__Stated problem__: Return every line below in which "שמספרו" appears.
>> BEGIN
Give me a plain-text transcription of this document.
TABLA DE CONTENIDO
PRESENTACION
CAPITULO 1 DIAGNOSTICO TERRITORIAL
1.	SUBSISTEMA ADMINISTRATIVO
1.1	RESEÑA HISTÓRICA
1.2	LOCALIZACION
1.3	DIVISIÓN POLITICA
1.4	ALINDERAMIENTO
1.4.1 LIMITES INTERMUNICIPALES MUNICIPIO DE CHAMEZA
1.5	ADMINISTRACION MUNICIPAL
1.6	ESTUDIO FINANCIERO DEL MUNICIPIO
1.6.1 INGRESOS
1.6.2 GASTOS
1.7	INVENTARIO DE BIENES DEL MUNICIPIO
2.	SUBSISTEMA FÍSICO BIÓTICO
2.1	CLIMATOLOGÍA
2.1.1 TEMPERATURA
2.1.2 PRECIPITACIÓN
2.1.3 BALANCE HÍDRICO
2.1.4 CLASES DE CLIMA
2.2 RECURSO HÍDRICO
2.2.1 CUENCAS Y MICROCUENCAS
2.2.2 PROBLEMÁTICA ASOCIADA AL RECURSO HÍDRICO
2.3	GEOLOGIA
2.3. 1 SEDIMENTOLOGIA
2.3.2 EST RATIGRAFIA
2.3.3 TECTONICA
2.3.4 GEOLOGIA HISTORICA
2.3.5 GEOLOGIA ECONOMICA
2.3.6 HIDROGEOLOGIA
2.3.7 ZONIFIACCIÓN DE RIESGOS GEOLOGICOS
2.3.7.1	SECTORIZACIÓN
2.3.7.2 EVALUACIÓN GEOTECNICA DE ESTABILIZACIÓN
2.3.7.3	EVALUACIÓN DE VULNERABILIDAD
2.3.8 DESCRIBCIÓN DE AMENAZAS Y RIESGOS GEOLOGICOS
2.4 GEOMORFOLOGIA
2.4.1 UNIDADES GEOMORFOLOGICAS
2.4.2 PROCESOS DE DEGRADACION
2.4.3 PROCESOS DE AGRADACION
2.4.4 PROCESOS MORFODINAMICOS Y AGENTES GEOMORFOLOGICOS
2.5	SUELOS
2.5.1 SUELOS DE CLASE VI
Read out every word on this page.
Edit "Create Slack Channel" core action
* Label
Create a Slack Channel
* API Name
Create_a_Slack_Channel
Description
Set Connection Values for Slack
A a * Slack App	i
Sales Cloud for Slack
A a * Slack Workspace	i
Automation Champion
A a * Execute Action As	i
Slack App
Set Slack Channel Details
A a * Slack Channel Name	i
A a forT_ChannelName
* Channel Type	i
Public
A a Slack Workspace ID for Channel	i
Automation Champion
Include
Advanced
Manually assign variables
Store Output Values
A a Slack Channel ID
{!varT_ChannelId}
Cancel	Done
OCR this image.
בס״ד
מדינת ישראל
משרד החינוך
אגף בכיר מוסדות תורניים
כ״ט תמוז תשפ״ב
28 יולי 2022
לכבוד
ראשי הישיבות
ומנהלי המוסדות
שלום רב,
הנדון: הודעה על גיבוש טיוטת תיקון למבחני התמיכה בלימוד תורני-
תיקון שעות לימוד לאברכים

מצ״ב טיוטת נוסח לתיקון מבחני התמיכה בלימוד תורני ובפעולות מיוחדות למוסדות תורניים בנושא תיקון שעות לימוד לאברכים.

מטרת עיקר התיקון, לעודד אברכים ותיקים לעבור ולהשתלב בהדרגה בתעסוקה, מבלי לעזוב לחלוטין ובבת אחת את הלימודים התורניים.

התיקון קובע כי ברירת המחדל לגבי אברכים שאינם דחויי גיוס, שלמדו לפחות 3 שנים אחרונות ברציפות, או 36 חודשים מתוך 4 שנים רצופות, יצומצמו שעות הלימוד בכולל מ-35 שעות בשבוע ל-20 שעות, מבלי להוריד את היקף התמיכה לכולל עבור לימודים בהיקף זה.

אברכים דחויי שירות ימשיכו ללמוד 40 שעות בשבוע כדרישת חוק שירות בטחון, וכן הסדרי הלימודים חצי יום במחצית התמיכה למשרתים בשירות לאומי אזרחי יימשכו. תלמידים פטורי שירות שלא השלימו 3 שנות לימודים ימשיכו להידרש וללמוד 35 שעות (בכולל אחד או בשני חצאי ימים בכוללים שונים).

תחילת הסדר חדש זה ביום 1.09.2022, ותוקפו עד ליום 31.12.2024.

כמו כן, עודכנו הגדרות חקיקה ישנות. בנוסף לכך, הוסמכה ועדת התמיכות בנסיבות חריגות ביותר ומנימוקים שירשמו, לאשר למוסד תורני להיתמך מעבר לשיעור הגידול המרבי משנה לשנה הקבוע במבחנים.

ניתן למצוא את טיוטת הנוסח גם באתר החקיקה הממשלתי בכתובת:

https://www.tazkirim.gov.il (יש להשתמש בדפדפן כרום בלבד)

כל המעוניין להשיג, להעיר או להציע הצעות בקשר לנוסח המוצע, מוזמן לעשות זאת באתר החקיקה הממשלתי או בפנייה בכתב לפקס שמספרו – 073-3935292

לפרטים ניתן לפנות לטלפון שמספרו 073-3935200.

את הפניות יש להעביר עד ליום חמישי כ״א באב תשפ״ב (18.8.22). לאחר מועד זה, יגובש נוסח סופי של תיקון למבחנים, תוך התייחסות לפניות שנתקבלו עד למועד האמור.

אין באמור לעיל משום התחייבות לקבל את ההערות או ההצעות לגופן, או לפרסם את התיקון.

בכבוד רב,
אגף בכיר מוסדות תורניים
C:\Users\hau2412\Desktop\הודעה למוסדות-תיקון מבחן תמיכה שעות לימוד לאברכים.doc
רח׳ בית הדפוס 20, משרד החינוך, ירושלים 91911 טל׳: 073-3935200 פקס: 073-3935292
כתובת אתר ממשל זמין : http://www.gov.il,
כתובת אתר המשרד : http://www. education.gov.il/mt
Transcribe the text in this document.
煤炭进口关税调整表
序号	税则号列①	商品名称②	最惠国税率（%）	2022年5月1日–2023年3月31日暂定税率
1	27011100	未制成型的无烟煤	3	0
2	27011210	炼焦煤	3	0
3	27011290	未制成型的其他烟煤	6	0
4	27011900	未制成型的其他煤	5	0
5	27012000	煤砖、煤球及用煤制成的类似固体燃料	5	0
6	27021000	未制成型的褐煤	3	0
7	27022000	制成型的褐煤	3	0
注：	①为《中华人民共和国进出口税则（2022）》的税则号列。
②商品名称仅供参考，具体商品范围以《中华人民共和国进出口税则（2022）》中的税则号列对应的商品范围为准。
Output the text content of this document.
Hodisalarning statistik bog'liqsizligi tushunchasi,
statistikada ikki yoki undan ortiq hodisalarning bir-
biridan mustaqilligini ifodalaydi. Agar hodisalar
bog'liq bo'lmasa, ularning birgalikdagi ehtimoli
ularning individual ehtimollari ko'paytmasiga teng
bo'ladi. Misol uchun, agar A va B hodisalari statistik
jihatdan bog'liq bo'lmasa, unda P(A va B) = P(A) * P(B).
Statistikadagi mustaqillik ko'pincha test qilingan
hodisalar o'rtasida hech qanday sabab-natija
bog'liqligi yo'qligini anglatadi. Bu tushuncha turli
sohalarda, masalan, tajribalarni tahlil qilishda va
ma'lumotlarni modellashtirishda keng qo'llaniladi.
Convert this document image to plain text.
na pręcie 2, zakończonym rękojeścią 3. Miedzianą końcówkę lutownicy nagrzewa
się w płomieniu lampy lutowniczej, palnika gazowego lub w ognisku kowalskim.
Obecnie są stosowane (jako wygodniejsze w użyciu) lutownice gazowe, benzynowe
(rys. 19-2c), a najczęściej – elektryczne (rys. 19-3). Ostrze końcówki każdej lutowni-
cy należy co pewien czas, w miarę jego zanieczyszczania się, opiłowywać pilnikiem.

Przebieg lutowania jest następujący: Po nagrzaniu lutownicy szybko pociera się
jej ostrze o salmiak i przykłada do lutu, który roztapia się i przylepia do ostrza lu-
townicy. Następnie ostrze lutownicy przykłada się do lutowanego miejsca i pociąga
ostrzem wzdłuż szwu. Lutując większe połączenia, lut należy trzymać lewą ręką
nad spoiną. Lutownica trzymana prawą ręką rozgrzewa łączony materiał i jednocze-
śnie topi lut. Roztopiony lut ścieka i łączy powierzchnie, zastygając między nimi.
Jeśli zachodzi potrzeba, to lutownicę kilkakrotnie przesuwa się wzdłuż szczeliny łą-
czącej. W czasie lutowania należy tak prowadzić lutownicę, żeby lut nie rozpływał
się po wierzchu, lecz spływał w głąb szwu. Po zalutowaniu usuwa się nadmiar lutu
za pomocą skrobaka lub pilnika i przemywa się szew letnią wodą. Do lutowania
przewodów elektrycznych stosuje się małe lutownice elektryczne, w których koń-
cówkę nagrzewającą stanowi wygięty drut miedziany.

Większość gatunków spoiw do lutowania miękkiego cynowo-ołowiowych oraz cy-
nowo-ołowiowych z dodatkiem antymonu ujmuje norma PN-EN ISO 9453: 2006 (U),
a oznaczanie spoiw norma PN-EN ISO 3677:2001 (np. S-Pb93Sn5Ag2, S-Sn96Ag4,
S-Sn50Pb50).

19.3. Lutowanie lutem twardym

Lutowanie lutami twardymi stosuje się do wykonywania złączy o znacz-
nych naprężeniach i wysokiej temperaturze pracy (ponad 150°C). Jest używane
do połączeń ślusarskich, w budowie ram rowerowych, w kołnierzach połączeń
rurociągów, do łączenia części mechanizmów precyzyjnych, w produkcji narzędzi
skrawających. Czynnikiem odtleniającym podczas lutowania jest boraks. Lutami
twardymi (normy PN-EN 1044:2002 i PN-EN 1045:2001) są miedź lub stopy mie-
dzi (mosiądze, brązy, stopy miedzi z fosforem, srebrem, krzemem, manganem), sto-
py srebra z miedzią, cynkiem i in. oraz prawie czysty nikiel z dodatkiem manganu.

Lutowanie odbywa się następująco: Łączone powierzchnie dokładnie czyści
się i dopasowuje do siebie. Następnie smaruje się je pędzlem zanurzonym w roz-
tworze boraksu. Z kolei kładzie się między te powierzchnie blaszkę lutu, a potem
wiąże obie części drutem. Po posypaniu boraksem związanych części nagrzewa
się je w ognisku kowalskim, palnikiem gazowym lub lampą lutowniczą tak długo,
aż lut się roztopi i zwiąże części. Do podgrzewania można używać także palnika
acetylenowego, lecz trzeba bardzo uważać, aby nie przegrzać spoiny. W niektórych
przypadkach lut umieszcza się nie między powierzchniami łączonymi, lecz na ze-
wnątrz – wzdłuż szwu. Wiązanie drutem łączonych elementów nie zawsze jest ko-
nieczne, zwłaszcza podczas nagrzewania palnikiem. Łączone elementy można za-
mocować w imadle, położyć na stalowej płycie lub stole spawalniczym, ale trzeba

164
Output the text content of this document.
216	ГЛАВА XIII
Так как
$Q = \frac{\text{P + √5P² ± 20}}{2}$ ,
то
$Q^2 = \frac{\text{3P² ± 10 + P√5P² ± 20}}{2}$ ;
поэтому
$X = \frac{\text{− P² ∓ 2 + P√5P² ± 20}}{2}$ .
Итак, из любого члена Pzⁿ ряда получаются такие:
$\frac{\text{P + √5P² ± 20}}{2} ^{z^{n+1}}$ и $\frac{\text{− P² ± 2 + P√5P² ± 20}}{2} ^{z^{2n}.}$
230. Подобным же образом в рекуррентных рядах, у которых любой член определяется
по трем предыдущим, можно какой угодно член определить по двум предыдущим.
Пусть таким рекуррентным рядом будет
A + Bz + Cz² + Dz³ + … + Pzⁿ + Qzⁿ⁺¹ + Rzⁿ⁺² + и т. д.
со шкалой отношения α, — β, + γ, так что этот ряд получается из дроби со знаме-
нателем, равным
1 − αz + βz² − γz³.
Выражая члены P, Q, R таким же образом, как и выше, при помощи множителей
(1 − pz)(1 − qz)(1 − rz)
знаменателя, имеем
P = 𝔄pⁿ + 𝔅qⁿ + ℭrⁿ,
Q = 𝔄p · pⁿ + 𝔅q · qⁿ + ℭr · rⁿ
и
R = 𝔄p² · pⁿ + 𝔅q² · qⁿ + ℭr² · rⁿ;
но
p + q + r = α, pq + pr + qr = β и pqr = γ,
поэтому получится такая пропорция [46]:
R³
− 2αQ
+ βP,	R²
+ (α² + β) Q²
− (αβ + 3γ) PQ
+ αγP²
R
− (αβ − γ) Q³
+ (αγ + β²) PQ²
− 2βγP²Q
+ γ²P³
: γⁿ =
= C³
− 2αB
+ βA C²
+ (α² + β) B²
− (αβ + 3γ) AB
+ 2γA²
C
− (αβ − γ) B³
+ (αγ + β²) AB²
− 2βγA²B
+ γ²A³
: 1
>> END
__Task output__:
כל המעוניין להשיג, להעיר או להציע הצעות בקשר לנוסח המוצע, מוזמן לעשות זאת באתר החקיקה הממשלתי או בפנייה בכתב לפקס שמספרו – 073-3935292
לפרטים ניתן לפנות לטלפון שמספרו 073-3935200.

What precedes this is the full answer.